Data records:

# # # #

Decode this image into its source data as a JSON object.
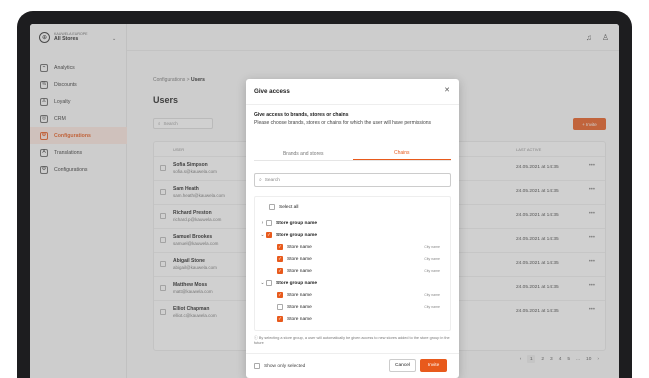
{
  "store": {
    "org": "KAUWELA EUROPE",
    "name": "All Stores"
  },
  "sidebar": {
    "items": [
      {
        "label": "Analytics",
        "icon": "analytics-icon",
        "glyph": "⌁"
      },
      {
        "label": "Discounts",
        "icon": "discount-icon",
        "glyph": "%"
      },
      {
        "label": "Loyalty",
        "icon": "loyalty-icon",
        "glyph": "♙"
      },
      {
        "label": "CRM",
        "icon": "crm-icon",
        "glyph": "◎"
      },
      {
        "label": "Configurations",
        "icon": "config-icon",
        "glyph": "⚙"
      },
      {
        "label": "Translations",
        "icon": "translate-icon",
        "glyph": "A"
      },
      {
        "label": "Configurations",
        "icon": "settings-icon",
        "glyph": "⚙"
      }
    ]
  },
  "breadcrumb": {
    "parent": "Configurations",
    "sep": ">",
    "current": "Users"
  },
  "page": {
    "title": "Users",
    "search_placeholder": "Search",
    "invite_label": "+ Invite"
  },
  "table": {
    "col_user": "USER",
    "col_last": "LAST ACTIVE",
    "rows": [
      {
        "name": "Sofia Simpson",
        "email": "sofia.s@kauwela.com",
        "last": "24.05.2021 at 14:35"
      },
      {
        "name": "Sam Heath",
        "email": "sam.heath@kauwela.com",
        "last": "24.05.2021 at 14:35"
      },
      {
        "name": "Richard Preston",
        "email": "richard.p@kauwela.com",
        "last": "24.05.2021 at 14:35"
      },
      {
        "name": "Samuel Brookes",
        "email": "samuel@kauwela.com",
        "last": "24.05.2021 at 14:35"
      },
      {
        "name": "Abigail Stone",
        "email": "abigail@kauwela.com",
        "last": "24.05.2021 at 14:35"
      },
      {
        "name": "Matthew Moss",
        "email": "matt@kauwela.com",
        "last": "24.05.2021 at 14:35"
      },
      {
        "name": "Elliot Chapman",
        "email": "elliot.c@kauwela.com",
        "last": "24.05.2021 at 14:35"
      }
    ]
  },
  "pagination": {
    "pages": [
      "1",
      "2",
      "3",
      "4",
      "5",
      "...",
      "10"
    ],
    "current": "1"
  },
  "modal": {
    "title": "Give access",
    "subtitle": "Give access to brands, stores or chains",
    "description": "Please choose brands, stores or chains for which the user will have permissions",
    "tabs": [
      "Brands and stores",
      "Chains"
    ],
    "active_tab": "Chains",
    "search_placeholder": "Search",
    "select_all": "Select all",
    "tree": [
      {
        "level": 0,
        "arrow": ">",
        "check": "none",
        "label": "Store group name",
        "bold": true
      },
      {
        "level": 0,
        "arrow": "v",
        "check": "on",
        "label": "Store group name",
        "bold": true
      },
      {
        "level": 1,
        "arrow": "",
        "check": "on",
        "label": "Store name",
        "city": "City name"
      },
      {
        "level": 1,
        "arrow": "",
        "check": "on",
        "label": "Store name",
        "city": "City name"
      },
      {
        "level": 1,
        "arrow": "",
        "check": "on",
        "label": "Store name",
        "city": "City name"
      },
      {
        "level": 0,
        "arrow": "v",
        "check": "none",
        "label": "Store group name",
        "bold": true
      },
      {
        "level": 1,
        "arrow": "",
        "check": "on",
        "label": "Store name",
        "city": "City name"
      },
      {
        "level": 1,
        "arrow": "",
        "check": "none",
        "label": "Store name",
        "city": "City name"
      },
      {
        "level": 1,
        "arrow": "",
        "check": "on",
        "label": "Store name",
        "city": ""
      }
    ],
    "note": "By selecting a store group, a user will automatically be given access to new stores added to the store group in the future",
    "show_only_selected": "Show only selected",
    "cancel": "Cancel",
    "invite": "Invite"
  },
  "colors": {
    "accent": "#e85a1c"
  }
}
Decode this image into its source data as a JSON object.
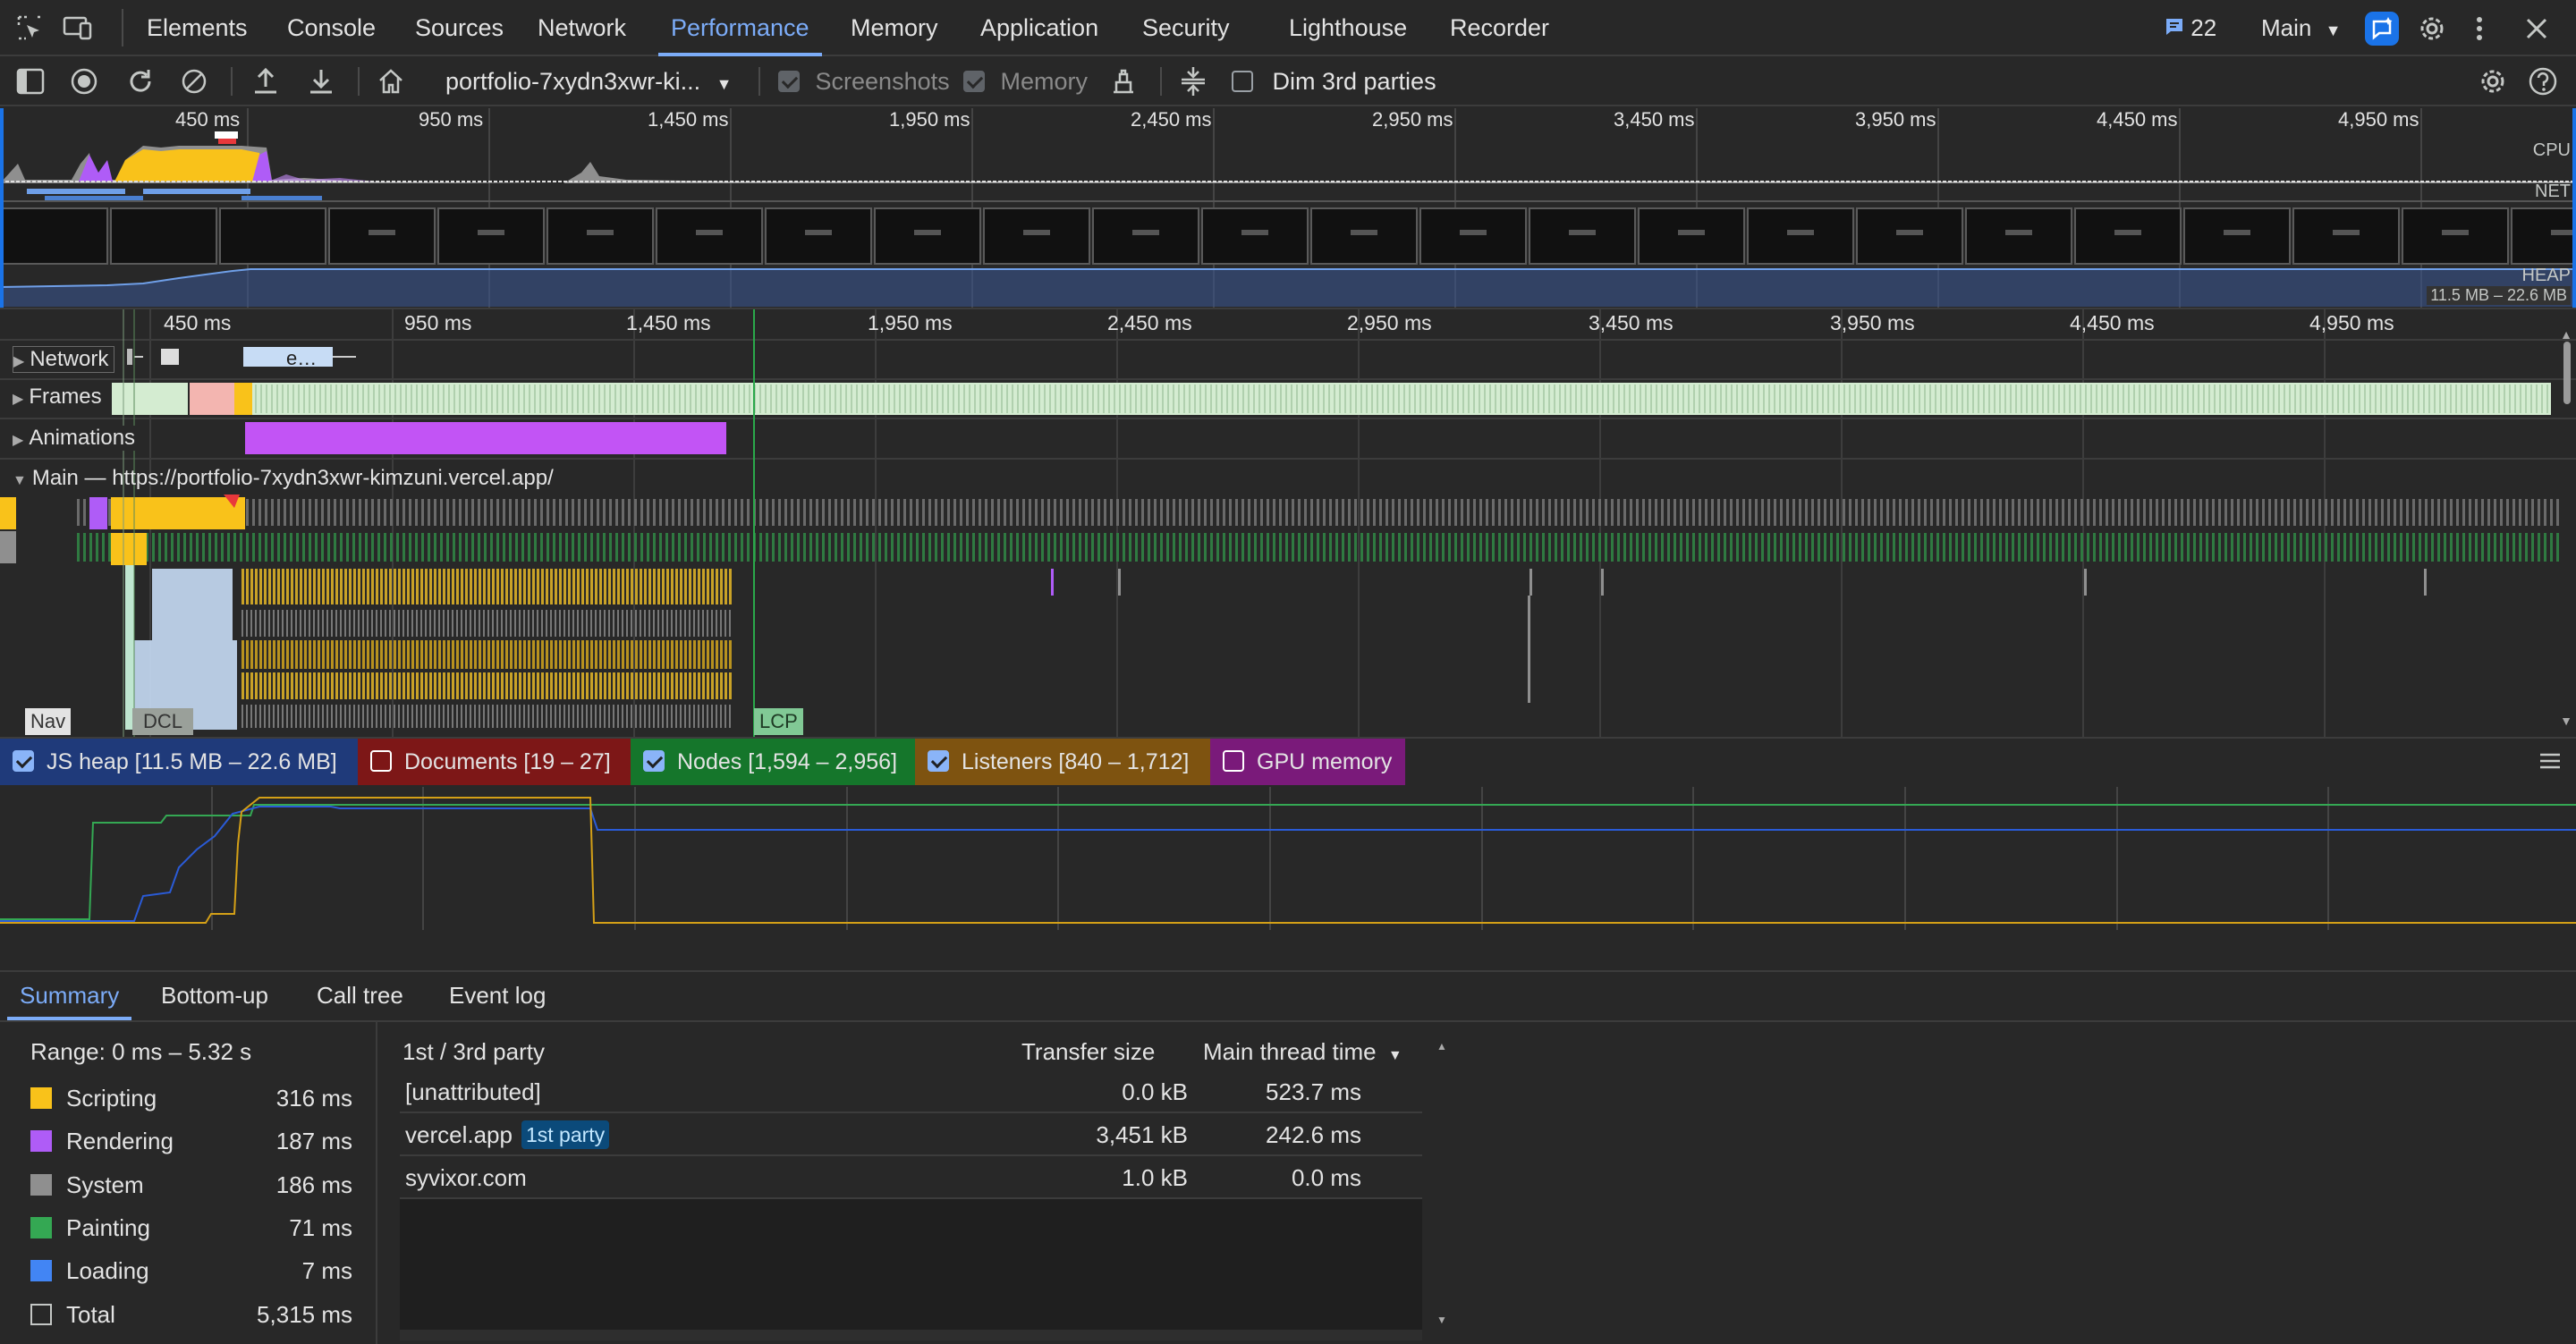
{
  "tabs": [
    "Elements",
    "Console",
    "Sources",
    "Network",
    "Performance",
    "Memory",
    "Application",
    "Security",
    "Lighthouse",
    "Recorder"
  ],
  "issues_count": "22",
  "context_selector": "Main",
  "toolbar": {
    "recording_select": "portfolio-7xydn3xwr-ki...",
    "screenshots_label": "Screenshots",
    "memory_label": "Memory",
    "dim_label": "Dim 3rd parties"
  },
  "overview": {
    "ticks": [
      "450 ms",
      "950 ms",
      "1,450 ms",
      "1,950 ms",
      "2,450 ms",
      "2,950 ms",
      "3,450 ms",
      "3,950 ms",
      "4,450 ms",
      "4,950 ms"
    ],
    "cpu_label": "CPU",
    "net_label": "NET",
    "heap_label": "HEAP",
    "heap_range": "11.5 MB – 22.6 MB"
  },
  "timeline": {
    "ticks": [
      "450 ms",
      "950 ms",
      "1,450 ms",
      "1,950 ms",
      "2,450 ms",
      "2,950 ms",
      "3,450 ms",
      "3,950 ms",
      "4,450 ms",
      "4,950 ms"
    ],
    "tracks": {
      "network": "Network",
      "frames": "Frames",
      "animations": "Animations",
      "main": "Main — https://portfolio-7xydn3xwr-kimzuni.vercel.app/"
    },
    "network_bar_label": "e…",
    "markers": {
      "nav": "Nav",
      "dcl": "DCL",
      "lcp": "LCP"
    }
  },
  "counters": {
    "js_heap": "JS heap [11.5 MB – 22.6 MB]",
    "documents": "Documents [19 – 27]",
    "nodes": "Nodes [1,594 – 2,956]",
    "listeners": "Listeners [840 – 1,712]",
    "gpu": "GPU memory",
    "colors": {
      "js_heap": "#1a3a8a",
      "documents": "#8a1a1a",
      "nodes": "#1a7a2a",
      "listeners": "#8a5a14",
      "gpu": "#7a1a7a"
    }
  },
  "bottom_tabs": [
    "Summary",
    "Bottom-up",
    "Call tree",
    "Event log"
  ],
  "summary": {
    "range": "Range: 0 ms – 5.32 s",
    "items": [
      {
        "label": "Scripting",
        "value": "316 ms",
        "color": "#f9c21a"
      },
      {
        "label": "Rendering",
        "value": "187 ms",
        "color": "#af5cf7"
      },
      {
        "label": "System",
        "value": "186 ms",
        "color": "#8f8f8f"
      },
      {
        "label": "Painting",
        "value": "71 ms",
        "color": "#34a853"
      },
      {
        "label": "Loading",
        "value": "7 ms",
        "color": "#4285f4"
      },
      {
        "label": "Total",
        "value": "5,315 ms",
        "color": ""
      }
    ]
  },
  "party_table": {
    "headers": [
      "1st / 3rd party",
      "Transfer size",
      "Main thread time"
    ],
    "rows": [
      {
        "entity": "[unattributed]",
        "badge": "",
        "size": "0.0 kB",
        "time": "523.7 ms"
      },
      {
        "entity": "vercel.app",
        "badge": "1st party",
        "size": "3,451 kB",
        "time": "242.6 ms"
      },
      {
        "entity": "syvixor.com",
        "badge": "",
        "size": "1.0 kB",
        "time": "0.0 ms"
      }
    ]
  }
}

# # # #

§ PROMPT: Make an exact copy of the whole listing, but don't bring over any pictures.

§ OUTPUT:
Decode this image into its source data as a JSON object.
{
  "store": {
    "org": "KAUWELA EUROPE",
    "name": "All Stores"
  },
  "sidebar": {
    "items": [
      {
        "label": "Analytics",
        "icon": "analytics-icon",
        "glyph": "⌁"
      },
      {
        "label": "Discounts",
        "icon": "discount-icon",
        "glyph": "%"
      },
      {
        "label": "Loyalty",
        "icon": "loyalty-icon",
        "glyph": "♙"
      },
      {
        "label": "CRM",
        "icon": "crm-icon",
        "glyph": "◎"
      },
      {
        "label": "Configurations",
        "icon": "config-icon",
        "glyph": "⚙"
      },
      {
        "label": "Translations",
        "icon": "translate-icon",
        "glyph": "A"
      },
      {
        "label": "Configurations",
        "icon": "settings-icon",
        "glyph": "⚙"
      }
    ]
  },
  "breadcrumb": {
    "parent": "Configurations",
    "sep": ">",
    "current": "Users"
  },
  "page": {
    "title": "Users",
    "search_placeholder": "Search",
    "invite_label": "+ Invite"
  },
  "table": {
    "col_user": "USER",
    "col_last": "LAST ACTIVE",
    "rows": [
      {
        "name": "Sofia Simpson",
        "email": "sofia.s@kauwela.com",
        "last": "24.05.2021 at 14:35"
      },
      {
        "name": "Sam Heath",
        "email": "sam.heath@kauwela.com",
        "last": "24.05.2021 at 14:35"
      },
      {
        "name": "Richard Preston",
        "email": "richard.p@kauwela.com",
        "last": "24.05.2021 at 14:35"
      },
      {
        "name": "Samuel Brookes",
        "email": "samuel@kauwela.com",
        "last": "24.05.2021 at 14:35"
      },
      {
        "name": "Abigail Stone",
        "email": "abigail@kauwela.com",
        "last": "24.05.2021 at 14:35"
      },
      {
        "name": "Matthew Moss",
        "email": "matt@kauwela.com",
        "last": "24.05.2021 at 14:35"
      },
      {
        "name": "Elliot Chapman",
        "email": "elliot.c@kauwela.com",
        "last": "24.05.2021 at 14:35"
      }
    ]
  },
  "pagination": {
    "pages": [
      "1",
      "2",
      "3",
      "4",
      "5",
      "...",
      "10"
    ],
    "current": "1"
  },
  "modal": {
    "title": "Give access",
    "subtitle": "Give access to brands, stores or chains",
    "description": "Please choose brands, stores or chains for which the user will have permissions",
    "tabs": [
      "Brands and stores",
      "Chains"
    ],
    "active_tab": "Chains",
    "search_placeholder": "Search",
    "select_all": "Select all",
    "tree": [
      {
        "level": 0,
        "arrow": ">",
        "check": "none",
        "label": "Store group name",
        "bold": true
      },
      {
        "level": 0,
        "arrow": "v",
        "check": "on",
        "label": "Store group name",
        "bold": true
      },
      {
        "level": 1,
        "arrow": "",
        "check": "on",
        "label": "Store name",
        "city": "City name"
      },
      {
        "level": 1,
        "arrow": "",
        "check": "on",
        "label": "Store name",
        "city": "City name"
      },
      {
        "level": 1,
        "arrow": "",
        "check": "on",
        "label": "Store name",
        "city": "City name"
      },
      {
        "level": 0,
        "arrow": "v",
        "check": "none",
        "label": "Store group name",
        "bold": true
      },
      {
        "level": 1,
        "arrow": "",
        "check": "on",
        "label": "Store name",
        "city": "City name"
      },
      {
        "level": 1,
        "arrow": "",
        "check": "none",
        "label": "Store name",
        "city": "City name"
      },
      {
        "level": 1,
        "arrow": "",
        "check": "on",
        "label": "Store name",
        "city": ""
      }
    ],
    "note": "By selecting a store group, a user will automatically be given access to new stores added to the store group in the future",
    "show_only_selected": "Show only selected",
    "cancel": "Cancel",
    "invite": "Invite"
  },
  "colors": {
    "accent": "#e85a1c"
  }
}
Decode this image into its source data as a JSON object.
{
  "tabs": [
    "Elements",
    "Console",
    "Sources",
    "Network",
    "Performance",
    "Memory",
    "Application",
    "Security",
    "Lighthouse",
    "Recorder"
  ],
  "issues_count": "22",
  "context_selector": "Main",
  "toolbar": {
    "recording_select": "portfolio-7xydn3xwr-ki...",
    "screenshots_label": "Screenshots",
    "memory_label": "Memory",
    "dim_label": "Dim 3rd parties"
  },
  "overview": {
    "ticks": [
      "450 ms",
      "950 ms",
      "1,450 ms",
      "1,950 ms",
      "2,450 ms",
      "2,950 ms",
      "3,450 ms",
      "3,950 ms",
      "4,450 ms",
      "4,950 ms"
    ],
    "cpu_label": "CPU",
    "net_label": "NET",
    "heap_label": "HEAP",
    "heap_range": "11.5 MB – 22.6 MB"
  },
  "timeline": {
    "ticks": [
      "450 ms",
      "950 ms",
      "1,450 ms",
      "1,950 ms",
      "2,450 ms",
      "2,950 ms",
      "3,450 ms",
      "3,950 ms",
      "4,450 ms",
      "4,950 ms"
    ],
    "tracks": {
      "network": "Network",
      "frames": "Frames",
      "animations": "Animations",
      "main": "Main — https://portfolio-7xydn3xwr-kimzuni.vercel.app/"
    },
    "network_bar_label": "e…",
    "markers": {
      "nav": "Nav",
      "dcl": "DCL",
      "lcp": "LCP"
    }
  },
  "counters": {
    "js_heap": "JS heap [11.5 MB – 22.6 MB]",
    "documents": "Documents [19 – 27]",
    "nodes": "Nodes [1,594 – 2,956]",
    "listeners": "Listeners [840 – 1,712]",
    "gpu": "GPU memory",
    "colors": {
      "js_heap": "#1a3a8a",
      "documents": "#8a1a1a",
      "nodes": "#1a7a2a",
      "listeners": "#8a5a14",
      "gpu": "#7a1a7a"
    }
  },
  "bottom_tabs": [
    "Summary",
    "Bottom-up",
    "Call tree",
    "Event log"
  ],
  "summary": {
    "range": "Range: 0 ms – 5.32 s",
    "items": [
      {
        "label": "Scripting",
        "value": "316 ms",
        "color": "#f9c21a"
      },
      {
        "label": "Rendering",
        "value": "187 ms",
        "color": "#af5cf7"
      },
      {
        "label": "System",
        "value": "186 ms",
        "color": "#8f8f8f"
      },
      {
        "label": "Painting",
        "value": "71 ms",
        "color": "#34a853"
      },
      {
        "label": "Loading",
        "value": "7 ms",
        "color": "#4285f4"
      },
      {
        "label": "Total",
        "value": "5,315 ms",
        "color": ""
      }
    ]
  },
  "party_table": {
    "headers": [
      "1st / 3rd party",
      "Transfer size",
      "Main thread time"
    ],
    "rows": [
      {
        "entity": "[unattributed]",
        "badge": "",
        "size": "0.0 kB",
        "time": "523.7 ms"
      },
      {
        "entity": "vercel.app",
        "badge": "1st party",
        "size": "3,451 kB",
        "time": "242.6 ms"
      },
      {
        "entity": "syvixor.com",
        "badge": "",
        "size": "1.0 kB",
        "time": "0.0 ms"
      }
    ]
  }
}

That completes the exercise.